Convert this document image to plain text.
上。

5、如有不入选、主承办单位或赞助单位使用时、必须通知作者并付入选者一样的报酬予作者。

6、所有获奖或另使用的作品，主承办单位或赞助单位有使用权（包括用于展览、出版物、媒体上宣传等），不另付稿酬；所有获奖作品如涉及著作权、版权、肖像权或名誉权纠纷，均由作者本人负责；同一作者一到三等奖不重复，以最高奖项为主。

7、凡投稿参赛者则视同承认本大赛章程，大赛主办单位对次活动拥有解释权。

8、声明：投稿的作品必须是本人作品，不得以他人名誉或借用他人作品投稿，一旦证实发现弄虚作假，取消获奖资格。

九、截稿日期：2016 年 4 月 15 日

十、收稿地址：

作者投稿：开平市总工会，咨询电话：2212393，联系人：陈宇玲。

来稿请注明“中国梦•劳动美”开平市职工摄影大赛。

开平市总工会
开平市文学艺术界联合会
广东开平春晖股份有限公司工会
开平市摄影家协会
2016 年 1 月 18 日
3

════

> Stated exercise:
Reproduce the listing in full. Keep it exactly as written.

> Result of this exercise:
Convert this document image to plain text.
上。

5、如有不入选、主承办单位或赞助单位使用时、必须通知作者并付入选者一样的报酬予作者。

6、所有获奖或另使用的作品，主承办单位或赞助单位有使用权（包括用于展览、出版物、媒体上宣传等），不另付稿酬；所有获奖作品如涉及著作权、版权、肖像权或名誉权纠纷，均由作者本人负责；同一作者一到三等奖不重复，以最高奖项为主。

7、凡投稿参赛者则视同承认本大赛章程，大赛主办单位对次活动拥有解释权。

8、声明：投稿的作品必须是本人作品，不得以他人名誉或借用他人作品投稿，一旦证实发现弄虚作假，取消获奖资格。

九、截稿日期：2016 年 4 月 15 日

十、收稿地址：

作者投稿：开平市总工会，咨询电话：2212393，联系人：陈宇玲。

来稿请注明“中国梦•劳动美”开平市职工摄影大赛。

开平市总工会
开平市文学艺术界联合会
广东开平春晖股份有限公司工会
开平市摄影家协会
2016 年 1 月 18 日
3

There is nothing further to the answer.